Excerpts from a figure dataset
========
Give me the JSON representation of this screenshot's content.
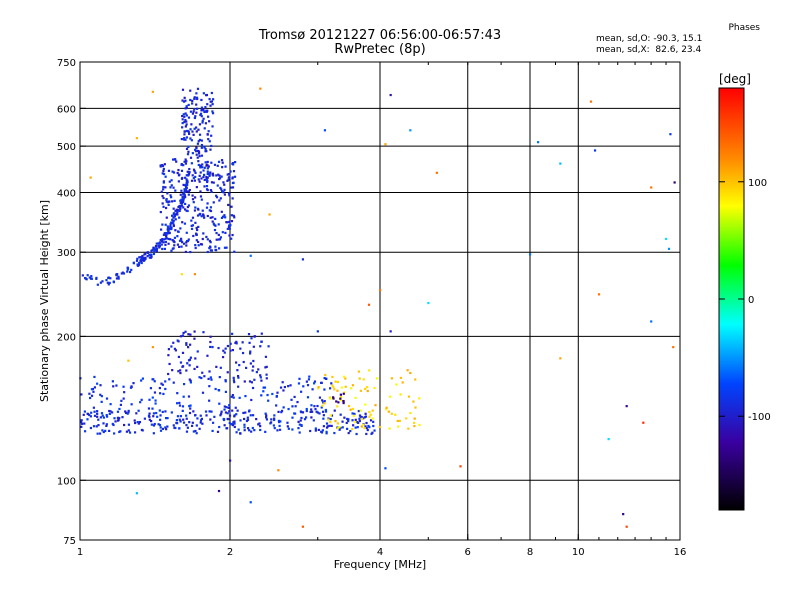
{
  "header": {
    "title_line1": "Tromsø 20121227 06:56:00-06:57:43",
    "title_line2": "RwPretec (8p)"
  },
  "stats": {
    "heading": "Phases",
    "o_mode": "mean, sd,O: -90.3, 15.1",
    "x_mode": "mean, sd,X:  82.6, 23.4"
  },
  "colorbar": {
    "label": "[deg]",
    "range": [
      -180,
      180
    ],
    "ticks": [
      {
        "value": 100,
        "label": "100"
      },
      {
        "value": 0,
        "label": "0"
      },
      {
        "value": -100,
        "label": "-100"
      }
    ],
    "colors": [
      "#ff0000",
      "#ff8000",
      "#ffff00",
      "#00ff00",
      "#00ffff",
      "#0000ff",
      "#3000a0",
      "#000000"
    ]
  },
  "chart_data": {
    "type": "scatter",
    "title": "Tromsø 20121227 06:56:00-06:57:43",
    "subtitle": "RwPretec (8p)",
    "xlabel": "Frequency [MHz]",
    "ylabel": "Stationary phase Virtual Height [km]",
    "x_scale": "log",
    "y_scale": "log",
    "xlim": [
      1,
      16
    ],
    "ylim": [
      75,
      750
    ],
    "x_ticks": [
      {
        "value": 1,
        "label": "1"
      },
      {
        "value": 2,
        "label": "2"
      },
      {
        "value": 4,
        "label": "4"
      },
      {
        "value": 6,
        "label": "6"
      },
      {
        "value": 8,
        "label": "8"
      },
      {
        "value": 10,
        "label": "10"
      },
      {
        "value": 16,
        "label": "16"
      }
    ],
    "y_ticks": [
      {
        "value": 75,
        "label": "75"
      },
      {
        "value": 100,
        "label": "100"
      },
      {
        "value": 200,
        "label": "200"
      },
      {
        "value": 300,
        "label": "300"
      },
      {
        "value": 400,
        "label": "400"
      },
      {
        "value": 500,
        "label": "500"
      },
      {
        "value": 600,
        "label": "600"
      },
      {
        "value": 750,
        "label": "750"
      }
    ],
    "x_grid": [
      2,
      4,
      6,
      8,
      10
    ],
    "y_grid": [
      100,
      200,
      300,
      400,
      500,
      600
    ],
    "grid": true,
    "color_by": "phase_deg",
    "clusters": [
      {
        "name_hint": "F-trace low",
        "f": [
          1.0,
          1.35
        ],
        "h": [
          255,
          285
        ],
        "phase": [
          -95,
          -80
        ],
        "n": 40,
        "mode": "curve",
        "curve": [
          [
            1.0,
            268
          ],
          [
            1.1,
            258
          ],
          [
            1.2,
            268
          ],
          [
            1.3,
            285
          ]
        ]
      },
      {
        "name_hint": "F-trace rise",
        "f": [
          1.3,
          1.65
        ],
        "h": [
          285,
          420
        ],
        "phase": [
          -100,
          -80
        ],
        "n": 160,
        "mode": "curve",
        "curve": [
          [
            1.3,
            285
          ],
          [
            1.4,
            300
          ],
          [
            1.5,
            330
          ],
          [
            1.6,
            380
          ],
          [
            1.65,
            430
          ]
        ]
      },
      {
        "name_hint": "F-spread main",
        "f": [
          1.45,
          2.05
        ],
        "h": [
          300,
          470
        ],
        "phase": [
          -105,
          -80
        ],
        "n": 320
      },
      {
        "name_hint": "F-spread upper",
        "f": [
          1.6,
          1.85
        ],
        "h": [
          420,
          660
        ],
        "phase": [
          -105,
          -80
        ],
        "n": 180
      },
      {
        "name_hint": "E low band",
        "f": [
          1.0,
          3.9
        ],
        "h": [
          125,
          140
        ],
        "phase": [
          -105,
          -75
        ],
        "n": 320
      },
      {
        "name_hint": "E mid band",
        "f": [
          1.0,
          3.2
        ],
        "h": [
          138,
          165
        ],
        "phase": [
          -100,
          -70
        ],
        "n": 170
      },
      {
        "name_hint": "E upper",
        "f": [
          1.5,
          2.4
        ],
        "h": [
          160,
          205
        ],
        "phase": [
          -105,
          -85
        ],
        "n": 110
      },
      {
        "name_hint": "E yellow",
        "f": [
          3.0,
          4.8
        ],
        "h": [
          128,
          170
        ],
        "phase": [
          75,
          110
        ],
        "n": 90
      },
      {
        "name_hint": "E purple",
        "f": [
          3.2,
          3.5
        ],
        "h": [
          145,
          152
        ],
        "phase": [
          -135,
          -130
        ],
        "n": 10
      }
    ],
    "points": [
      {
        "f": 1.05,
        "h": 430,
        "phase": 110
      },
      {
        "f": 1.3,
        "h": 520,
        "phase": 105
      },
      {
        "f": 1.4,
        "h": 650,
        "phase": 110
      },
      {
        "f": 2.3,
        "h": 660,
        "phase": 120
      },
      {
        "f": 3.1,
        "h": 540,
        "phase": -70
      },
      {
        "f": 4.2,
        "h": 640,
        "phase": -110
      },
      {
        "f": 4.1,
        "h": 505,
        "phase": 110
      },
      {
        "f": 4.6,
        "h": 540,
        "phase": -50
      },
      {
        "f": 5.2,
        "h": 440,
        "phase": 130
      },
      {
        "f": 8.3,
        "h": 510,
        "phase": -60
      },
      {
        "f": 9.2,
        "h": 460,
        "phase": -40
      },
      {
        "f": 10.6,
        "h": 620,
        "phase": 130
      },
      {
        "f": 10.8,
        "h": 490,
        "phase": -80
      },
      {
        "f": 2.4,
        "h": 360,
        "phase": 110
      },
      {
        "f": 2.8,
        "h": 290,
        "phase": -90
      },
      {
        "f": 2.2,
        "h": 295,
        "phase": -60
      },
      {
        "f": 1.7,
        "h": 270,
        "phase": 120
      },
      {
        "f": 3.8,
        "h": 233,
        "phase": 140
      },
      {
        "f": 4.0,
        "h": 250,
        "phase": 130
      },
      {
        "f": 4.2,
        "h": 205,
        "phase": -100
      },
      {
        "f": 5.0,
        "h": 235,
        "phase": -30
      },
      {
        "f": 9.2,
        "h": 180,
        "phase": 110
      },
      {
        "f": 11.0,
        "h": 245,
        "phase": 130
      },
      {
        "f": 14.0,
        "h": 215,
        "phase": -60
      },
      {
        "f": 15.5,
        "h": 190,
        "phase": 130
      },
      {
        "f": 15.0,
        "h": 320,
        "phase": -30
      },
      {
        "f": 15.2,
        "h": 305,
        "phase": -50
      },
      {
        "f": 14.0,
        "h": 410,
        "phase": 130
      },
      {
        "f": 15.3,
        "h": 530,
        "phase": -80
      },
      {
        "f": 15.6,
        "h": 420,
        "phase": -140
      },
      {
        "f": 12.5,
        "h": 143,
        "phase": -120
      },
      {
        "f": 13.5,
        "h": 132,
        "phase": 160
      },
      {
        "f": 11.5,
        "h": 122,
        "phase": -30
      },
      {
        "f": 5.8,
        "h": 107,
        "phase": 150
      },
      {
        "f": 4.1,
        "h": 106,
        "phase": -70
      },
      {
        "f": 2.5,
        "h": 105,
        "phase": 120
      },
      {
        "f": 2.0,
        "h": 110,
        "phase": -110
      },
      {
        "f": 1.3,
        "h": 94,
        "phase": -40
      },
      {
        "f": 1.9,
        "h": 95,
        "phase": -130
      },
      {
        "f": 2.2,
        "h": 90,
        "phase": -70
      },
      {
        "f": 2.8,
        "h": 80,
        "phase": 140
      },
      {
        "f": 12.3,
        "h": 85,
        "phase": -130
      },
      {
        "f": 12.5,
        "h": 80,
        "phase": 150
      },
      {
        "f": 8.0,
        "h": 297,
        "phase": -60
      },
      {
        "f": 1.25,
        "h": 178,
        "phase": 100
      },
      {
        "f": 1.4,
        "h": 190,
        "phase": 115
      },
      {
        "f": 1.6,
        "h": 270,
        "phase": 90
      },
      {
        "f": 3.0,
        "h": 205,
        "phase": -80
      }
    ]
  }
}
========
** WHAT TO WORK ON **
Give the entries again word for word, but skip the pictures.

** EXERCISE OUTPUT **
Give me the JSON representation of this screenshot's content.
{
  "header": {
    "title_line1": "Tromsø 20121227 06:56:00-06:57:43",
    "title_line2": "RwPretec (8p)"
  },
  "stats": {
    "heading": "Phases",
    "o_mode": "mean, sd,O: -90.3, 15.1",
    "x_mode": "mean, sd,X:  82.6, 23.4"
  },
  "colorbar": {
    "label": "[deg]",
    "range": [
      -180,
      180
    ],
    "ticks": [
      {
        "value": 100,
        "label": "100"
      },
      {
        "value": 0,
        "label": "0"
      },
      {
        "value": -100,
        "label": "-100"
      }
    ],
    "colors": [
      "#ff0000",
      "#ff8000",
      "#ffff00",
      "#00ff00",
      "#00ffff",
      "#0000ff",
      "#3000a0",
      "#000000"
    ]
  },
  "chart_data": {
    "type": "scatter",
    "title": "Tromsø 20121227 06:56:00-06:57:43",
    "subtitle": "RwPretec (8p)",
    "xlabel": "Frequency [MHz]",
    "ylabel": "Stationary phase Virtual Height [km]",
    "x_scale": "log",
    "y_scale": "log",
    "xlim": [
      1,
      16
    ],
    "ylim": [
      75,
      750
    ],
    "x_ticks": [
      {
        "value": 1,
        "label": "1"
      },
      {
        "value": 2,
        "label": "2"
      },
      {
        "value": 4,
        "label": "4"
      },
      {
        "value": 6,
        "label": "6"
      },
      {
        "value": 8,
        "label": "8"
      },
      {
        "value": 10,
        "label": "10"
      },
      {
        "value": 16,
        "label": "16"
      }
    ],
    "y_ticks": [
      {
        "value": 75,
        "label": "75"
      },
      {
        "value": 100,
        "label": "100"
      },
      {
        "value": 200,
        "label": "200"
      },
      {
        "value": 300,
        "label": "300"
      },
      {
        "value": 400,
        "label": "400"
      },
      {
        "value": 500,
        "label": "500"
      },
      {
        "value": 600,
        "label": "600"
      },
      {
        "value": 750,
        "label": "750"
      }
    ],
    "x_grid": [
      2,
      4,
      6,
      8,
      10
    ],
    "y_grid": [
      100,
      200,
      300,
      400,
      500,
      600
    ],
    "grid": true,
    "color_by": "phase_deg",
    "clusters": [
      {
        "name_hint": "F-trace low",
        "f": [
          1.0,
          1.35
        ],
        "h": [
          255,
          285
        ],
        "phase": [
          -95,
          -80
        ],
        "n": 40,
        "mode": "curve",
        "curve": [
          [
            1.0,
            268
          ],
          [
            1.1,
            258
          ],
          [
            1.2,
            268
          ],
          [
            1.3,
            285
          ]
        ]
      },
      {
        "name_hint": "F-trace rise",
        "f": [
          1.3,
          1.65
        ],
        "h": [
          285,
          420
        ],
        "phase": [
          -100,
          -80
        ],
        "n": 160,
        "mode": "curve",
        "curve": [
          [
            1.3,
            285
          ],
          [
            1.4,
            300
          ],
          [
            1.5,
            330
          ],
          [
            1.6,
            380
          ],
          [
            1.65,
            430
          ]
        ]
      },
      {
        "name_hint": "F-spread main",
        "f": [
          1.45,
          2.05
        ],
        "h": [
          300,
          470
        ],
        "phase": [
          -105,
          -80
        ],
        "n": 320
      },
      {
        "name_hint": "F-spread upper",
        "f": [
          1.6,
          1.85
        ],
        "h": [
          420,
          660
        ],
        "phase": [
          -105,
          -80
        ],
        "n": 180
      },
      {
        "name_hint": "E low band",
        "f": [
          1.0,
          3.9
        ],
        "h": [
          125,
          140
        ],
        "phase": [
          -105,
          -75
        ],
        "n": 320
      },
      {
        "name_hint": "E mid band",
        "f": [
          1.0,
          3.2
        ],
        "h": [
          138,
          165
        ],
        "phase": [
          -100,
          -70
        ],
        "n": 170
      },
      {
        "name_hint": "E upper",
        "f": [
          1.5,
          2.4
        ],
        "h": [
          160,
          205
        ],
        "phase": [
          -105,
          -85
        ],
        "n": 110
      },
      {
        "name_hint": "E yellow",
        "f": [
          3.0,
          4.8
        ],
        "h": [
          128,
          170
        ],
        "phase": [
          75,
          110
        ],
        "n": 90
      },
      {
        "name_hint": "E purple",
        "f": [
          3.2,
          3.5
        ],
        "h": [
          145,
          152
        ],
        "phase": [
          -135,
          -130
        ],
        "n": 10
      }
    ],
    "points": [
      {
        "f": 1.05,
        "h": 430,
        "phase": 110
      },
      {
        "f": 1.3,
        "h": 520,
        "phase": 105
      },
      {
        "f": 1.4,
        "h": 650,
        "phase": 110
      },
      {
        "f": 2.3,
        "h": 660,
        "phase": 120
      },
      {
        "f": 3.1,
        "h": 540,
        "phase": -70
      },
      {
        "f": 4.2,
        "h": 640,
        "phase": -110
      },
      {
        "f": 4.1,
        "h": 505,
        "phase": 110
      },
      {
        "f": 4.6,
        "h": 540,
        "phase": -50
      },
      {
        "f": 5.2,
        "h": 440,
        "phase": 130
      },
      {
        "f": 8.3,
        "h": 510,
        "phase": -60
      },
      {
        "f": 9.2,
        "h": 460,
        "phase": -40
      },
      {
        "f": 10.6,
        "h": 620,
        "phase": 130
      },
      {
        "f": 10.8,
        "h": 490,
        "phase": -80
      },
      {
        "f": 2.4,
        "h": 360,
        "phase": 110
      },
      {
        "f": 2.8,
        "h": 290,
        "phase": -90
      },
      {
        "f": 2.2,
        "h": 295,
        "phase": -60
      },
      {
        "f": 1.7,
        "h": 270,
        "phase": 120
      },
      {
        "f": 3.8,
        "h": 233,
        "phase": 140
      },
      {
        "f": 4.0,
        "h": 250,
        "phase": 130
      },
      {
        "f": 4.2,
        "h": 205,
        "phase": -100
      },
      {
        "f": 5.0,
        "h": 235,
        "phase": -30
      },
      {
        "f": 9.2,
        "h": 180,
        "phase": 110
      },
      {
        "f": 11.0,
        "h": 245,
        "phase": 130
      },
      {
        "f": 14.0,
        "h": 215,
        "phase": -60
      },
      {
        "f": 15.5,
        "h": 190,
        "phase": 130
      },
      {
        "f": 15.0,
        "h": 320,
        "phase": -30
      },
      {
        "f": 15.2,
        "h": 305,
        "phase": -50
      },
      {
        "f": 14.0,
        "h": 410,
        "phase": 130
      },
      {
        "f": 15.3,
        "h": 530,
        "phase": -80
      },
      {
        "f": 15.6,
        "h": 420,
        "phase": -140
      },
      {
        "f": 12.5,
        "h": 143,
        "phase": -120
      },
      {
        "f": 13.5,
        "h": 132,
        "phase": 160
      },
      {
        "f": 11.5,
        "h": 122,
        "phase": -30
      },
      {
        "f": 5.8,
        "h": 107,
        "phase": 150
      },
      {
        "f": 4.1,
        "h": 106,
        "phase": -70
      },
      {
        "f": 2.5,
        "h": 105,
        "phase": 120
      },
      {
        "f": 2.0,
        "h": 110,
        "phase": -110
      },
      {
        "f": 1.3,
        "h": 94,
        "phase": -40
      },
      {
        "f": 1.9,
        "h": 95,
        "phase": -130
      },
      {
        "f": 2.2,
        "h": 90,
        "phase": -70
      },
      {
        "f": 2.8,
        "h": 80,
        "phase": 140
      },
      {
        "f": 12.3,
        "h": 85,
        "phase": -130
      },
      {
        "f": 12.5,
        "h": 80,
        "phase": 150
      },
      {
        "f": 8.0,
        "h": 297,
        "phase": -60
      },
      {
        "f": 1.25,
        "h": 178,
        "phase": 100
      },
      {
        "f": 1.4,
        "h": 190,
        "phase": 115
      },
      {
        "f": 1.6,
        "h": 270,
        "phase": 90
      },
      {
        "f": 3.0,
        "h": 205,
        "phase": -80
      }
    ]
  }
}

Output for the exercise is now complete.